### Stored records
'''

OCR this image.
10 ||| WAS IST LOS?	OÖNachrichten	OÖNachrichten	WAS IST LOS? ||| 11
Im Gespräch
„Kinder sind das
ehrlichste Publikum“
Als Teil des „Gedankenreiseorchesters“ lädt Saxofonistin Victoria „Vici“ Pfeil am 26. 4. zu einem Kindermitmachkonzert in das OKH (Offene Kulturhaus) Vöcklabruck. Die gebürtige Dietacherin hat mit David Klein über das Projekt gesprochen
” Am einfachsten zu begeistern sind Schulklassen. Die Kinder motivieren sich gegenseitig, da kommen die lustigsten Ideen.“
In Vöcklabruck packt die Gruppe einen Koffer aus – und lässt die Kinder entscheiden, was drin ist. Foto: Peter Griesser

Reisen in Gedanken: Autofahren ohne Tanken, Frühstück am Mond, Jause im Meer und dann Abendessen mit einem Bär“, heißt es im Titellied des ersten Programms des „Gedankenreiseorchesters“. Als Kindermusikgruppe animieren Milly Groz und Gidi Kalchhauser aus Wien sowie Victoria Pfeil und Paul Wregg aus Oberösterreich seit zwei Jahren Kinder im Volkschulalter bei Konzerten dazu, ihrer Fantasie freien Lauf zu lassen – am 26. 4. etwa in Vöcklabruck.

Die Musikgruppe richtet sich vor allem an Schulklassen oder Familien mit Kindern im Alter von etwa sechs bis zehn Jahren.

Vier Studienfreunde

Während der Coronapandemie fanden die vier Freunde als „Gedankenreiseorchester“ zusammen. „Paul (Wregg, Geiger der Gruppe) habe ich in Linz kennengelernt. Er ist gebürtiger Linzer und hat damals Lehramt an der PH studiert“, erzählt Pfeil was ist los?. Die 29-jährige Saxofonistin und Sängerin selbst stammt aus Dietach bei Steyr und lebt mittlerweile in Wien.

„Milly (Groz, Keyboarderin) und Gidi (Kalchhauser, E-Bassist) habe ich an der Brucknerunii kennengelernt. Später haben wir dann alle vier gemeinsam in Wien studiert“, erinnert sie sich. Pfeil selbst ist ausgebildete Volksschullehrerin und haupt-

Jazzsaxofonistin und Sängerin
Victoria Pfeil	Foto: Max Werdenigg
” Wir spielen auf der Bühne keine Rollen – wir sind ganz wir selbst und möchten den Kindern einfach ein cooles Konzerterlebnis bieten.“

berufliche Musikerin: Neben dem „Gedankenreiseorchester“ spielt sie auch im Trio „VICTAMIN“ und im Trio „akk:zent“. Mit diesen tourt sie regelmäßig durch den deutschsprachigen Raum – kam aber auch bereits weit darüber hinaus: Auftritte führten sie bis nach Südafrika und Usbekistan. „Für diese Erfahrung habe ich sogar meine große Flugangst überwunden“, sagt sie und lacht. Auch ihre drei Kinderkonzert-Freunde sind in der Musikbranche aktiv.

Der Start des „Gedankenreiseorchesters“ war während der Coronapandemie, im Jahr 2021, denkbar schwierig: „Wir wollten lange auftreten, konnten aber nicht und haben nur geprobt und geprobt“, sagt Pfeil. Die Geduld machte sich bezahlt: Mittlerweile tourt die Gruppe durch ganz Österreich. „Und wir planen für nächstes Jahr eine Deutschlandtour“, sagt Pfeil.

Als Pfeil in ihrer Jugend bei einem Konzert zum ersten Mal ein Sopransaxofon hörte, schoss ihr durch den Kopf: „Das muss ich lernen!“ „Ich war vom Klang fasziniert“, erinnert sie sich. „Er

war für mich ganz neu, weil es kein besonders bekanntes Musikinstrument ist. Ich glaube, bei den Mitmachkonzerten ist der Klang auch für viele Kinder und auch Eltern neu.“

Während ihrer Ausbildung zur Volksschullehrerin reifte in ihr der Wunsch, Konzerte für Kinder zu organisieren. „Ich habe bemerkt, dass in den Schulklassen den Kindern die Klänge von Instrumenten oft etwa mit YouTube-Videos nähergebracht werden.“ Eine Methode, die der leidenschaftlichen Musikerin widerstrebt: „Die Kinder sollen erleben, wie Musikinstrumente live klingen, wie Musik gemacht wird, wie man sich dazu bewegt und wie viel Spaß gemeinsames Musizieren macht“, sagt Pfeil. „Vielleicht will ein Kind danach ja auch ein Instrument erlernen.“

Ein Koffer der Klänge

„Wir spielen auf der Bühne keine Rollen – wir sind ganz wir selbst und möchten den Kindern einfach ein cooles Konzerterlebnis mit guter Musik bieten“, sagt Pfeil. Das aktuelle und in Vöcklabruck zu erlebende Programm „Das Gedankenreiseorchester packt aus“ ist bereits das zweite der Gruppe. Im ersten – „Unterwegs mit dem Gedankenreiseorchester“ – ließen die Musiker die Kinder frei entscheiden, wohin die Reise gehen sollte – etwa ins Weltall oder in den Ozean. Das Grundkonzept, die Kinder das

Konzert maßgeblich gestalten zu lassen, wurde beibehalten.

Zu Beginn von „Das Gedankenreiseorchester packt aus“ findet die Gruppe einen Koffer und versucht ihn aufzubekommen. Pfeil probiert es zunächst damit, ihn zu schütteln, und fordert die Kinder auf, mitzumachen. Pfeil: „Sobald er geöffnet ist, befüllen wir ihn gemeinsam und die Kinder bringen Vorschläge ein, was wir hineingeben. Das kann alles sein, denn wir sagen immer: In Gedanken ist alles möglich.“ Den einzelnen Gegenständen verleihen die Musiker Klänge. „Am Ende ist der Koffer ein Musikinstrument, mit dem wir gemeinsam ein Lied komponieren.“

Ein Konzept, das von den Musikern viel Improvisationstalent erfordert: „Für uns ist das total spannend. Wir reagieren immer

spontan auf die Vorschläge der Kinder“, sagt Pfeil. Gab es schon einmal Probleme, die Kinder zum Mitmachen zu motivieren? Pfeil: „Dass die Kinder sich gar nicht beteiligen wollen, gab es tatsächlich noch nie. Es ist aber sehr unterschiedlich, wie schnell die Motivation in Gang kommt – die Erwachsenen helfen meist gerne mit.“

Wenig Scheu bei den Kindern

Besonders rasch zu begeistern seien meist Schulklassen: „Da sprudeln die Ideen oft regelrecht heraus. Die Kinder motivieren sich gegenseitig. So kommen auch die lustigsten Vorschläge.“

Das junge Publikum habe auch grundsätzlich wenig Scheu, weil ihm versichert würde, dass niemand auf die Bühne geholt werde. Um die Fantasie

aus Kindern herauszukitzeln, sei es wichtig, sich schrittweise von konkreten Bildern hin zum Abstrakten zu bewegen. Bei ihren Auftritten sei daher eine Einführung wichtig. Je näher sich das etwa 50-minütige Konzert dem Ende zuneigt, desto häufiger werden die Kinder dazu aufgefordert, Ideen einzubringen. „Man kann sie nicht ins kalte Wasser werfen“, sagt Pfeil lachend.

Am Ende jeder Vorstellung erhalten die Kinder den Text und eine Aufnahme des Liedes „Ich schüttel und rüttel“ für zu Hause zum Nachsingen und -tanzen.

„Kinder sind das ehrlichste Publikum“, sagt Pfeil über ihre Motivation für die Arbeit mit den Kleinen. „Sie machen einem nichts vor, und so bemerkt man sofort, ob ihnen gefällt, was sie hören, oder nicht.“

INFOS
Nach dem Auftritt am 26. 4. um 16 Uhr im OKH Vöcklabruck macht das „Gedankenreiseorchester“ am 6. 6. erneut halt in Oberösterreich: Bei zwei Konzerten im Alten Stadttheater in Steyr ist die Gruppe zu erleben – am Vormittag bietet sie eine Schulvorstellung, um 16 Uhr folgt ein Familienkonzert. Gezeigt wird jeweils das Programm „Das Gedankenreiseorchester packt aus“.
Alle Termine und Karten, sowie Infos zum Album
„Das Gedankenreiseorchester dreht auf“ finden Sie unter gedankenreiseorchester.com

'''

### REQUEST
Which lines contain the word "lustigsten"? Copy each one.

### THE SOLUTION
” Am einfachsten zu begeistern sind Schulklassen. Die Kinder motivieren sich gegenseitig, da kommen die lustigsten Ideen.“
Besonders rasch zu begeistern seien meist Schulklassen: „Da sprudeln die Ideen oft regelrecht heraus. Die Kinder motivieren sich gegenseitig. So kommen auch die lustigsten Vorschläge.“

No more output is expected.